══ DATA EXCERPTS
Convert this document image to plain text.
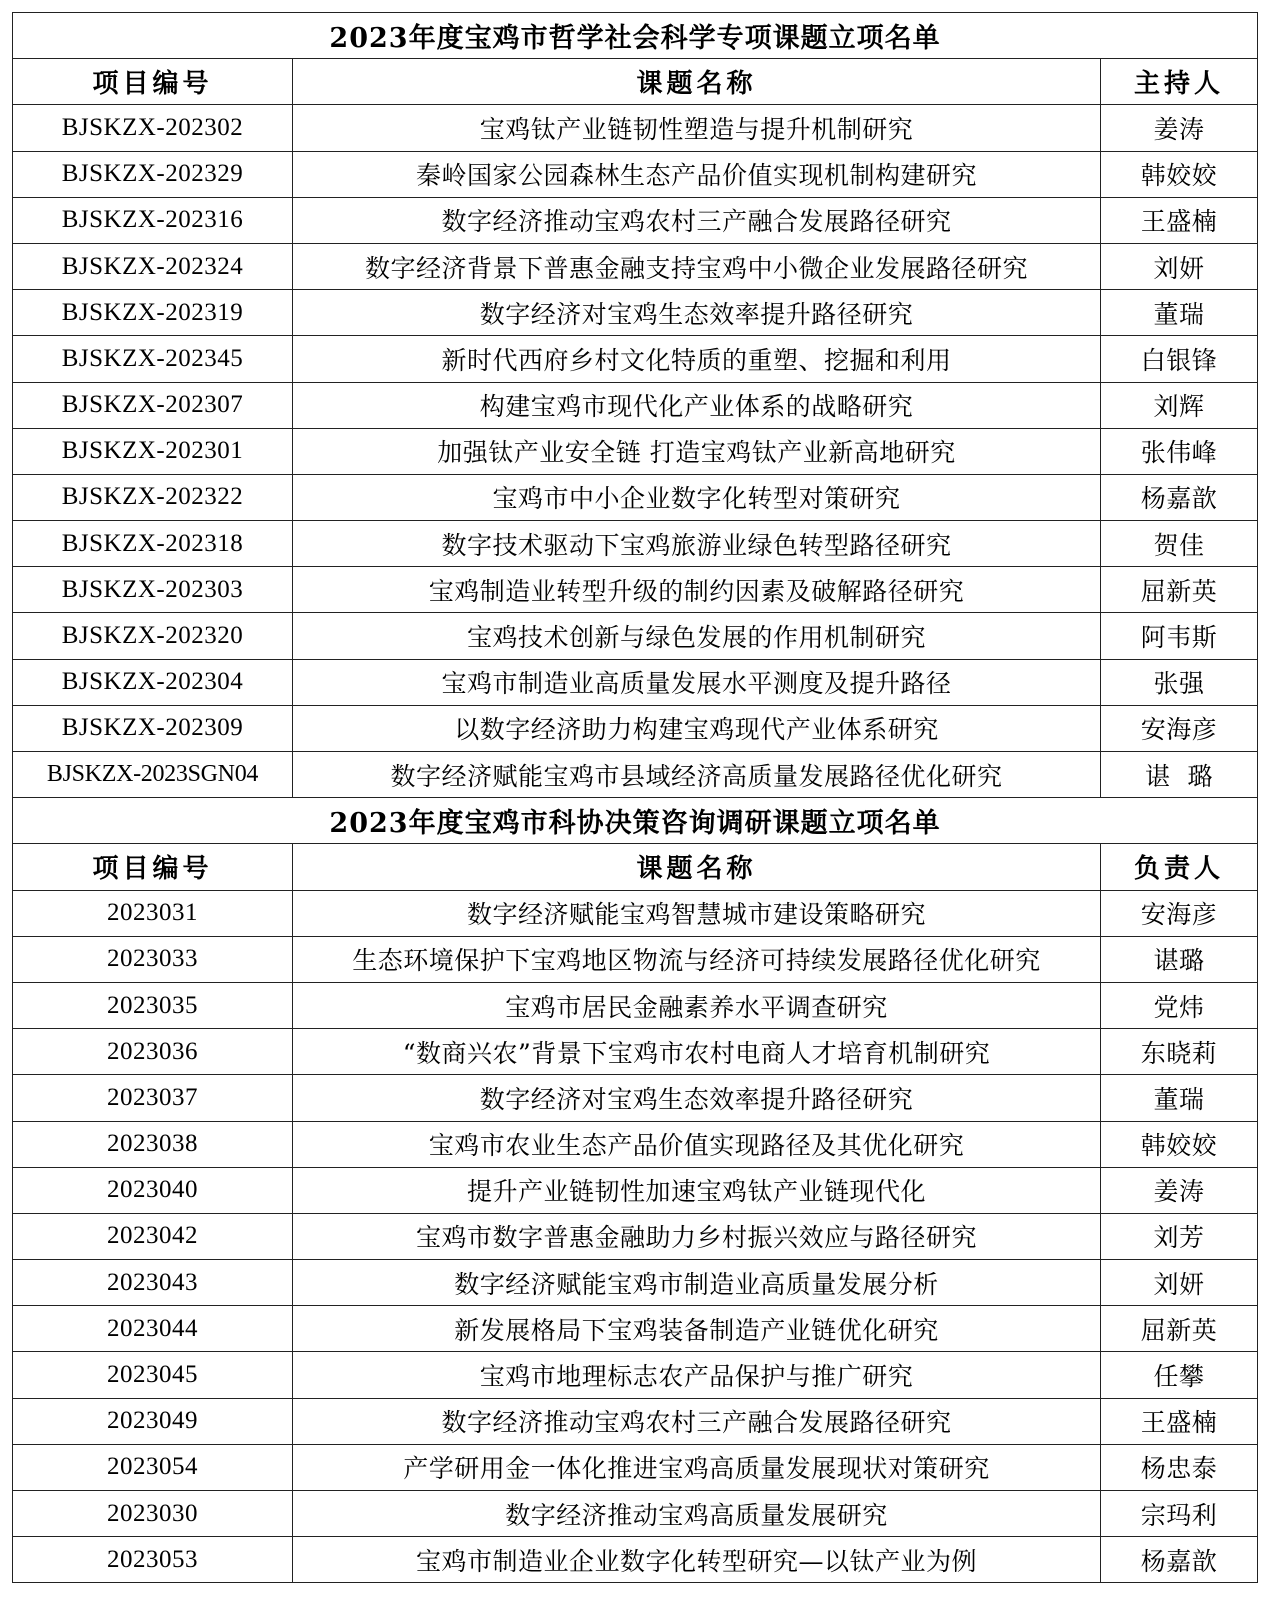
2023年度宝鸡市哲学社会科学专项课题立项名单		
项目编号	课题名称	主持人
BJSKZX-202302	宝鸡钛产业链韧性塑造与提升机制研究	姜涛
BJSKZX-202329	秦岭国家公园森林生态产品价值实现机制构建研究	韩姣姣
BJSKZX-202316	数字经济推动宝鸡农村三产融合发展路径研究	王盛楠
BJSKZX-202324	数字经济背景下普惠金融支持宝鸡中小微企业发展路径研究	刘妍
BJSKZX-202319	数字经济对宝鸡生态效率提升路径研究	董瑞
BJSKZX-202345	新时代西府乡村文化特质的重塑、挖掘和利用	白银锋
BJSKZX-202307	构建宝鸡市现代化产业体系的战略研究	刘辉
BJSKZX-202301	加强钛产业安全链 打造宝鸡钛产业新高地研究	张伟峰
BJSKZX-202322	宝鸡市中小企业数字化转型对策研究	杨嘉歆
BJSKZX-202318	数字技术驱动下宝鸡旅游业绿色转型路径研究	贺佳
BJSKZX-202303	宝鸡制造业转型升级的制约因素及破解路径研究	屈新英
BJSKZX-202320	宝鸡技术创新与绿色发展的作用机制研究	阿韦斯
BJSKZX-202304	宝鸡市制造业高质量发展水平测度及提升路径	张强
BJSKZX-202309	以数字经济助力构建宝鸡现代产业体系研究	安海彦
BJSKZX-2023SGN04	数字经济赋能宝鸡市县域经济高质量发展路径优化研究	谌  璐
2023年度宝鸡市科协决策咨询调研课题立项名单		
项目编号	课题名称	负责人
2023031	数字经济赋能宝鸡智慧城市建设策略研究	安海彦
2023033	生态环境保护下宝鸡地区物流与经济可持续发展路径优化研究	谌璐
2023035	宝鸡市居民金融素养水平调查研究	党炜
2023036	“数商兴农”背景下宝鸡市农村电商人才培育机制研究	东晓莉
2023037	数字经济对宝鸡生态效率提升路径研究	董瑞
2023038	宝鸡市农业生态产品价值实现路径及其优化研究	韩姣姣
2023040	提升产业链韧性加速宝鸡钛产业链现代化	姜涛
2023042	宝鸡市数字普惠金融助力乡村振兴效应与路径研究	刘芳
2023043	数字经济赋能宝鸡市制造业高质量发展分析	刘妍
2023044	新发展格局下宝鸡装备制造产业链优化研究	屈新英
2023045	宝鸡市地理标志农产品保护与推广研究	任攀
2023049	数字经济推动宝鸡农村三产融合发展路径研究	王盛楠
2023054	产学研用金一体化推进宝鸡高质量发展现状对策研究	杨忠泰
2023030	数字经济推动宝鸡高质量发展研究	宗玛利
2023053	宝鸡市制造业企业数字化转型研究—以钛产业为例	杨嘉歆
════
◆ THE TASK:
Quote the data above in full and without alteration; skip the pictures.

◆ TASK OUTPUT:
Convert this document image to plain text.
2023年度宝鸡市哲学社会科学专项课题立项名单		
项目编号	课题名称	主持人
BJSKZX-202302	宝鸡钛产业链韧性塑造与提升机制研究	姜涛
BJSKZX-202329	秦岭国家公园森林生态产品价值实现机制构建研究	韩姣姣
BJSKZX-202316	数字经济推动宝鸡农村三产融合发展路径研究	王盛楠
BJSKZX-202324	数字经济背景下普惠金融支持宝鸡中小微企业发展路径研究	刘妍
BJSKZX-202319	数字经济对宝鸡生态效率提升路径研究	董瑞
BJSKZX-202345	新时代西府乡村文化特质的重塑、挖掘和利用	白银锋
BJSKZX-202307	构建宝鸡市现代化产业体系的战略研究	刘辉
BJSKZX-202301	加强钛产业安全链 打造宝鸡钛产业新高地研究	张伟峰
BJSKZX-202322	宝鸡市中小企业数字化转型对策研究	杨嘉歆
BJSKZX-202318	数字技术驱动下宝鸡旅游业绿色转型路径研究	贺佳
BJSKZX-202303	宝鸡制造业转型升级的制约因素及破解路径研究	屈新英
BJSKZX-202320	宝鸡技术创新与绿色发展的作用机制研究	阿韦斯
BJSKZX-202304	宝鸡市制造业高质量发展水平测度及提升路径	张强
BJSKZX-202309	以数字经济助力构建宝鸡现代产业体系研究	安海彦
BJSKZX-2023SGN04	数字经济赋能宝鸡市县域经济高质量发展路径优化研究	谌  璐
2023年度宝鸡市科协决策咨询调研课题立项名单		
项目编号	课题名称	负责人
2023031	数字经济赋能宝鸡智慧城市建设策略研究	安海彦
2023033	生态环境保护下宝鸡地区物流与经济可持续发展路径优化研究	谌璐
2023035	宝鸡市居民金融素养水平调查研究	党炜
2023036	“数商兴农”背景下宝鸡市农村电商人才培育机制研究	东晓莉
2023037	数字经济对宝鸡生态效率提升路径研究	董瑞
2023038	宝鸡市农业生态产品价值实现路径及其优化研究	韩姣姣
2023040	提升产业链韧性加速宝鸡钛产业链现代化	姜涛
2023042	宝鸡市数字普惠金融助力乡村振兴效应与路径研究	刘芳
2023043	数字经济赋能宝鸡市制造业高质量发展分析	刘妍
2023044	新发展格局下宝鸡装备制造产业链优化研究	屈新英
2023045	宝鸡市地理标志农产品保护与推广研究	任攀
2023049	数字经济推动宝鸡农村三产融合发展路径研究	王盛楠
2023054	产学研用金一体化推进宝鸡高质量发展现状对策研究	杨忠泰
2023030	数字经济推动宝鸡高质量发展研究	宗玛利
2023053	宝鸡市制造业企业数字化转型研究—以钛产业为例	杨嘉歆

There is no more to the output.